* Texte extrait
-.-.-

Flexibilité de la demande.

La flexibilité de la demande consiste à couper le courant à de gros consommateurs d'électricité quand on à un manque de production. C'est ce qu'on appelle aussi la capacité d'effacement. Les industriels concernés ont signé avec leur fournisseur d'électricité un contrat qui l'autorise à couper le courant quand c'est nécessaire. Cela ne sera pas sans conséquence sur la production et sur les salariés concernés qui seront au chômage technique. Ce type de contrat existe déjà, même pour des particuliers (EJP ou Effacement Jours de Pointe).

La valeur proposée dans ce scénario est de 15 GW, soit l'équivalent d'environ 15 réacteurs nucléaires, c'est dire que la sécurité d'approvisionnement électrique dans ce scénario sera faible.

Vehicle-to-grid

 Le V2G (Vehicle-to-grid) désigne un système où des véhicules électriques en stationnement et branchés sur leur chargeur peuvent aussi redistribuer leur énergie électrique dans le réseau en cas de besoin, alimentant ainsi le domicile du propriétaire et lui faisant gagner de l’argent. Encore une fois le chiffre de 3 est exprimé en GW, alors qu'on attendrait des TWh de capacité de stockage.

Evidemment, cela ne fonctionne que lorsque vous n'utilisez pas votre voiture électrique, et que vous la mettiez à charger de préférence le jour quand il y a du soleil pour avoir de l'électricité la nuit. Pourquoi, pas, le principe me parait une bonne idée.

STEP

Les Stations de Transfert d'énergie par Pompage sont des installations qui équipent certains barrages afin d'utiliser l'électricité excédentaire. Le principe des STEP est à ce jour le meilleur moyen de stocker en masse avec un bon rendement (70%) de grosses quantités d'électricité.

 À ce jour, nous avons en France 6 unités de pompage, pour une puissance installée de 4,8 GW, qui ont produit en 2020 4,3 TWh d’énergie, soit moins de 1% de la production hydraulique en France et un facteur de charge de l'ordre de 10%.

S’il n’y a pratiquement plus aucun site permettant la construction de nouveaux barrages en France, il est toutefois encore possible d’installer des stations de pompage sur quelques barrages existants. L’objectif dans ce scénario est de monter cette capacité à 8 GW, par 4 ou 5 stations supplémentaires à construire on ne sait où.

Nouveau thermique décarboné (rectificatif du 8/11/2021)

-.-.-

* Liste des lignes
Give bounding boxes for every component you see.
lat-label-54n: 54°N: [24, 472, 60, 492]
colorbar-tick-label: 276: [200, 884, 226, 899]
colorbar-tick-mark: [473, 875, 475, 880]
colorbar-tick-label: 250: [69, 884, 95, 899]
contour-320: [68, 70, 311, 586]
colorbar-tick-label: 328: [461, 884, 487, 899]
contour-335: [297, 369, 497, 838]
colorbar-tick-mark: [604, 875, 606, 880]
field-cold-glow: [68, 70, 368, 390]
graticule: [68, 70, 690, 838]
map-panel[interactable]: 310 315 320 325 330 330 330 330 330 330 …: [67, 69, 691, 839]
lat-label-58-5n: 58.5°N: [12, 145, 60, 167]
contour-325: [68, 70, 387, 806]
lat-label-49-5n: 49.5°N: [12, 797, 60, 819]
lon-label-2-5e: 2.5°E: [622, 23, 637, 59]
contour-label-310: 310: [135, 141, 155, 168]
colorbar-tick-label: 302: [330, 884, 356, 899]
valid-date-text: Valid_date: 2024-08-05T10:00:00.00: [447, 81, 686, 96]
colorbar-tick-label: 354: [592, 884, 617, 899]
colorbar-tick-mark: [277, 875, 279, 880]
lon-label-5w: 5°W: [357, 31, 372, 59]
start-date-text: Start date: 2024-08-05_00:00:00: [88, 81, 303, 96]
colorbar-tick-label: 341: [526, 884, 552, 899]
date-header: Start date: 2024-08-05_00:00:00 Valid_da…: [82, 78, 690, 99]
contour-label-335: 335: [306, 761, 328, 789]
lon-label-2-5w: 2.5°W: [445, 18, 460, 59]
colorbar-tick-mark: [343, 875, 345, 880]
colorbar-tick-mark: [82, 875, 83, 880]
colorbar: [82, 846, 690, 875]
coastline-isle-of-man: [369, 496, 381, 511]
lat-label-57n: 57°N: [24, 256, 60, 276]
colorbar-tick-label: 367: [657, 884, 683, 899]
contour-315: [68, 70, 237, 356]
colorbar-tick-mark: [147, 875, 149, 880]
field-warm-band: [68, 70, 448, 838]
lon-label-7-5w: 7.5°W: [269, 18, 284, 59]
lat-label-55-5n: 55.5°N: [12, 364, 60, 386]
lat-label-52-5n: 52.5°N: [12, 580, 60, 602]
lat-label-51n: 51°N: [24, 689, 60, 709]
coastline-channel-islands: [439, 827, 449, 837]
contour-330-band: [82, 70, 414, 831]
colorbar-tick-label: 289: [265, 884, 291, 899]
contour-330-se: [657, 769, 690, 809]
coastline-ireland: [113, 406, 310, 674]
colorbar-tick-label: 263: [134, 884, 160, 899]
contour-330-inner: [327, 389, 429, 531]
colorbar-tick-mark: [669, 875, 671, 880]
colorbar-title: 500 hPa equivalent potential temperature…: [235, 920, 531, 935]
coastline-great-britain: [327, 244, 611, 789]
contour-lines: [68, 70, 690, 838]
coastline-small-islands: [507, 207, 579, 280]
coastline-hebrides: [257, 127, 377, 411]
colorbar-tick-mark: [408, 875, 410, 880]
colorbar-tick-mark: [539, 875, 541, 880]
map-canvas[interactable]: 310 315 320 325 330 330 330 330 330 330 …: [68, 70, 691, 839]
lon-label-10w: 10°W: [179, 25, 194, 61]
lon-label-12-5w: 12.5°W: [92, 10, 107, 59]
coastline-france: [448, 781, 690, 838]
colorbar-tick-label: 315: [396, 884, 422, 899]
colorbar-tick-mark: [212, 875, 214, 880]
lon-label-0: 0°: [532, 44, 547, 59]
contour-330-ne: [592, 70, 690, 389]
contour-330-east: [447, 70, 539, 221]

-.-.-

* Consigne
Recopie le passage du texte sur le réseau électrique compris entre "La flexibilité de" et "Jours de Pointe).", inclus, en remplaçant "salariés" par "employés".

* Résultat obtenu
La flexibilité de la demande consiste à couper le courant à de gros consommateurs d'électricité quand on à un manque de production. C'est ce qu'on appelle aussi la capacité d'effacement. Les industriels concernés ont signé avec leur fournisseur d'électricité un contrat qui l'autorise à couper le courant quand c'est nécessaire. Cela ne sera pas sans conséquence sur la production et sur les employés concernés qui seront au chômage technique. Ce type de contrat existe déjà, même pour des particuliers (EJP ou Effacement Jours de Pointe).